- Фрагмент текста -

⟨

Но мечты поэта о свободном времени для творчества не оправдались: «…начали основательно учиться <…> в училище времени совсем нет». Однако «у меня начаты очень интересные вещи. Я уверен, они будут выше прежде написанных вещей. Если на бумаге и не пишу, много вещей создаю в беспокойной голове и при удобном случае предам их бумаге. Не беспокойся, я уверен в ещё большем росте творческих сил» (из письма от 7 мая). В этом четырёхстраничном письме содержатся строки, важные для понимания главного истока, основы творчества Ф. Карима периода войны: «…душа пронзительно тянет в жизнь – на фронт. Для меня там много пищи. Что поделать, меня, видишь ли, никак не насытят трудности жизни. Душа устремлена туда либо в мир литературы» (пер. с татар.).
Похожую мысль поэт высказывает и Ш. Мударрису в ответ на его восторженные слова о Ф. Кариме («Я не знаю, тебе самому известно или нет, ты в татарской поэзии занимаешь самое видное, благородное и яркое место. Это большая радость для всех нас!»: «…душа шумной жизни требует». И здесь же высказывает своё огорчение по поводу неудавшегося его перевода во фронтовую газету Прибалтийского фронта: «Я Прибалтику очень ждал…» (письмо от 9 мая 1944 г.; пер. с татар.).
Несмотря на то, что в училище «приходится крутиться как веретено», «поэзия не даёт покоя, просится на бумагу» (из письма Н. Арсланову от 10 июня; пер. с татар.) – и вот уже 4 июня Ф. Карим окончательно завершает работу над поэмой «Звезда надежды».
В сердце поэта теплится надежда на побывку в Казани: «Я писал письмо Кашшафу Газизу <…> чтобы они вызвали меня через нашего начальника училища на юбилей Татарстана. Если они вызовут, есть полная возможность ехать, да ещё как, на волжском пароходе, недели на две», – пишет он жене 18 июня. К жене и детям потянуло ещё сильнее после того, как Ф. Кариму пришла их фотокарточка: «Вашу фотокарточку получил, переслали тов-щи с фронта, очень понравились, а дочурки мои стали какие большие» (письмо жене от 18 июня).
Надежда на поездку в Казань, в том числе и «за бумагой», выражена и в чуть позже отправленном жене письме: «…надеюсь, что приеду на недельку во второй половине июля или в первой половине августа». Из этого же письма можно узнать о подробностях учебных будней: «Мы сейчас в лагере, а дни холодные, ветер, а я до сих пор страдаю от фурункулов. Многие занятия проводятся на воде – на Волге. Поэтому мне приходится тяжело» (пер. с татар.).

⟩

- Задание 1 -
Определите, согласуются ли с фрагментом о письмах Ф. Карима следующие утверждения: (a) работа над поэмой «Звезда надежды» была окончательно завершена 4 июня; (b) перевод поэта во фронтовую газету Прибалтийского фронта состоялся; (c) многие занятия в училище проводились на Волге. Для каждого утверждения ответьте «да» или «нет» и приведите точную цитату из фрагмента, которая это решает.
Текст и записи между собой никак не связаны.

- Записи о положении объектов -

⟨

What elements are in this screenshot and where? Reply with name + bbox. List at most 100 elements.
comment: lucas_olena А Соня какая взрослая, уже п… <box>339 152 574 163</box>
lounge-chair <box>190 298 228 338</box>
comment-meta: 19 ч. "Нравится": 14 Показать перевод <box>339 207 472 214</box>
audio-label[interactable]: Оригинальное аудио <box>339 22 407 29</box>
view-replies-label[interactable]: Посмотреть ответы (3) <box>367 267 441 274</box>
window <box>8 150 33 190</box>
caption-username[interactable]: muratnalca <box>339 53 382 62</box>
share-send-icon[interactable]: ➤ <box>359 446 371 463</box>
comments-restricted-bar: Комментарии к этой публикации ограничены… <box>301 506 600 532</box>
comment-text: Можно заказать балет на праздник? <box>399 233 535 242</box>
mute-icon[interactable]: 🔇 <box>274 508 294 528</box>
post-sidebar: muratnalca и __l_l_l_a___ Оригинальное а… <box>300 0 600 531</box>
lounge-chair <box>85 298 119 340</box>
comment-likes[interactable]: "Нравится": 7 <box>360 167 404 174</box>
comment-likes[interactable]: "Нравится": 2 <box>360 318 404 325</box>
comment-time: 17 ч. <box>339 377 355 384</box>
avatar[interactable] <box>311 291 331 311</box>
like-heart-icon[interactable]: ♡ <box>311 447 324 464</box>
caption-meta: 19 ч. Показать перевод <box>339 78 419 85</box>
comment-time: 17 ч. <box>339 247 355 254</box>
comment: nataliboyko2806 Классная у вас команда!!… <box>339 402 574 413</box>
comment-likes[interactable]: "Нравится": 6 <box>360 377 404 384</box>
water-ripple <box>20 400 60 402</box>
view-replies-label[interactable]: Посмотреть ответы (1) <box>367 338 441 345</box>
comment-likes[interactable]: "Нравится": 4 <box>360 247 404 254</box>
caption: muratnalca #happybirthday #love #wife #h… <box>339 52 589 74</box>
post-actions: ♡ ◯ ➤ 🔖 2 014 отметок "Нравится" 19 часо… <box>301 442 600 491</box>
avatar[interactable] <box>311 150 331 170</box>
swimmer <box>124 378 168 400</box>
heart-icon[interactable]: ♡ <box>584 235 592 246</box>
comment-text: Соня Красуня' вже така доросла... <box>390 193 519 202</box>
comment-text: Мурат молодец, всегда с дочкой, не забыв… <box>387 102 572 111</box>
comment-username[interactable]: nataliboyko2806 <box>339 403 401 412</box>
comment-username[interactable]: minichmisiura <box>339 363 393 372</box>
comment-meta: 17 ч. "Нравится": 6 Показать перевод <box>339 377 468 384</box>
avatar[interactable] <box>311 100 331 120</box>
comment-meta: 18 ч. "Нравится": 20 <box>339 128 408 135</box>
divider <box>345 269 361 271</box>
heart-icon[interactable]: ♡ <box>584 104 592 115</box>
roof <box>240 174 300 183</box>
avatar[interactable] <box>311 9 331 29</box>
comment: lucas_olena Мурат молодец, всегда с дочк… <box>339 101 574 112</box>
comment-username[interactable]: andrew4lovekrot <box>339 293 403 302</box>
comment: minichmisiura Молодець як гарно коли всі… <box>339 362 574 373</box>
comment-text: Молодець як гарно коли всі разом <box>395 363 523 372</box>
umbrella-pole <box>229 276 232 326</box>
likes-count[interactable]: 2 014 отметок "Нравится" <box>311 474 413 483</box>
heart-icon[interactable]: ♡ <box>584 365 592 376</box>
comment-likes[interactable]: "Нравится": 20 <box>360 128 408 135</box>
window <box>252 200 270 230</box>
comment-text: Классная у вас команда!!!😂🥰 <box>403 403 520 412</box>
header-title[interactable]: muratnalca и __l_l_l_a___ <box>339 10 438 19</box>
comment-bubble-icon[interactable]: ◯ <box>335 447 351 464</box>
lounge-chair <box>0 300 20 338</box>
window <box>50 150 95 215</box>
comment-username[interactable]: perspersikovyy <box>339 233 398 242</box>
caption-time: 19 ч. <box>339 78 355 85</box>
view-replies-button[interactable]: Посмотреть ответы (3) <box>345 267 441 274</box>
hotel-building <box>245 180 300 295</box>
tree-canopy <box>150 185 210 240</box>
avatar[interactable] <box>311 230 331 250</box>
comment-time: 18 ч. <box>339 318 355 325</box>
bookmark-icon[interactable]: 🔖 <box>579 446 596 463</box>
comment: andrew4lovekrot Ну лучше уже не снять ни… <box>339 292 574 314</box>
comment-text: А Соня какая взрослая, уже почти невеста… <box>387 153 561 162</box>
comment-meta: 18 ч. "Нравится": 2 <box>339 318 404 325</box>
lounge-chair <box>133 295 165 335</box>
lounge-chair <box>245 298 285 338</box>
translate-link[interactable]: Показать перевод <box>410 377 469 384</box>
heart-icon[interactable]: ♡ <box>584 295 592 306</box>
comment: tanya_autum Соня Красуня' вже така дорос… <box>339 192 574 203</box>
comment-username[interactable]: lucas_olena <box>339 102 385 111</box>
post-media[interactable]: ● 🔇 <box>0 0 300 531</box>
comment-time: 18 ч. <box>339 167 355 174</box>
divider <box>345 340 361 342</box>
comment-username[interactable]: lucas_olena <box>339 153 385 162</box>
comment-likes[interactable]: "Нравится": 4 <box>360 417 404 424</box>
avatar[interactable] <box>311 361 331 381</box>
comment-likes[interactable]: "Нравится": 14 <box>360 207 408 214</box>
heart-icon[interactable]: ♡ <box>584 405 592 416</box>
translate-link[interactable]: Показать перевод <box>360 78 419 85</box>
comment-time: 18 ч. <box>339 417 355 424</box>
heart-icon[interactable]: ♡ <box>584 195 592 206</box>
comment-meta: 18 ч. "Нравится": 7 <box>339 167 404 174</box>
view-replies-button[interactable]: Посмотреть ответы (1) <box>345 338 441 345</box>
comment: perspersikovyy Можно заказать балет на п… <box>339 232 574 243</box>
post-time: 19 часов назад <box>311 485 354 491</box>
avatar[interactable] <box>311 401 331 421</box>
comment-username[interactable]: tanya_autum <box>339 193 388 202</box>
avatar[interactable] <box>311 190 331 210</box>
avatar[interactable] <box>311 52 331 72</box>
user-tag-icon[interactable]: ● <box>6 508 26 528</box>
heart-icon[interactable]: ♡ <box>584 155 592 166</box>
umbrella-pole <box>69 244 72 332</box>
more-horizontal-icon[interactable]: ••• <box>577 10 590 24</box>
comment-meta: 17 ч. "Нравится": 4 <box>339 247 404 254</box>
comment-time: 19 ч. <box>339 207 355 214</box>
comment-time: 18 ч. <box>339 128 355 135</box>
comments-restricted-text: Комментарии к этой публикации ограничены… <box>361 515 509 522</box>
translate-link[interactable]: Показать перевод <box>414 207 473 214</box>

⟩

- Задание 2 -
Перепишите записи, начиная с самой первой строки и заканчивая строкой с «<box>360 247 404 254</box>» включительно, заменив «Посмотреть ответы» на «Показать ответы» и ничего больше не меняя. Приведите только эти строки.

- Ответ 1 -
(a) Да: «вот уже 4 июня Ф. Карим окончательно завершает работу над поэмой «Звезда надежды»».
(b) Нет: «высказывает своё огорчение по поводу неудавшегося его перевода во фронтовую газету Прибалтийского фронта».
(c) Да: «Многие занятия проводятся на воде – на Волге».

- Ответ 2 -
What elements are in this screenshot and where? Reply with name + bbox. List at most 100 elements.
comment: lucas_olena А Соня какая взрослая, уже п… <box>339 152 574 163</box>
lounge-chair <box>190 298 228 338</box>
comment-meta: 19 ч. "Нравится": 14 Показать перевод <box>339 207 472 214</box>
audio-label[interactable]: Оригинальное аудио <box>339 22 407 29</box>
view-replies-label[interactable]: Показать ответы (3) <box>367 267 441 274</box>
window <box>8 150 33 190</box>
caption-username[interactable]: muratnalca <box>339 53 382 62</box>
share-send-icon[interactable]: ➤ <box>359 446 371 463</box>
comments-restricted-bar: Комментарии к этой публикации ограничены… <box>301 506 600 532</box>
comment-text: Можно заказать балет на праздник? <box>399 233 535 242</box>
mute-icon[interactable]: 🔇 <box>274 508 294 528</box>
post-sidebar: muratnalca и __l_l_l_a___ Оригинальное а… <box>300 0 600 531</box>
lounge-chair <box>85 298 119 340</box>
comment-likes[interactable]: "Нравится": 7 <box>360 167 404 174</box>
comment-likes[interactable]: "Нравится": 2 <box>360 318 404 325</box>
comment-time: 17 ч. <box>339 377 355 384</box>
avatar[interactable] <box>311 291 331 311</box>
like-heart-icon[interactable]: ♡ <box>311 447 324 464</box>
caption-meta: 19 ч. Показать перевод <box>339 78 419 85</box>
comment-time: 17 ч. <box>339 247 355 254</box>
comment: nataliboyko2806 Классная у вас команда!!… <box>339 402 574 413</box>
comment-likes[interactable]: "Нравится": 6 <box>360 377 404 384</box>
water-ripple <box>20 400 60 402</box>
view-replies-label[interactable]: Показать ответы (1) <box>367 338 441 345</box>
comment-likes[interactable]: "Нравится": 4 <box>360 247 404 254</box>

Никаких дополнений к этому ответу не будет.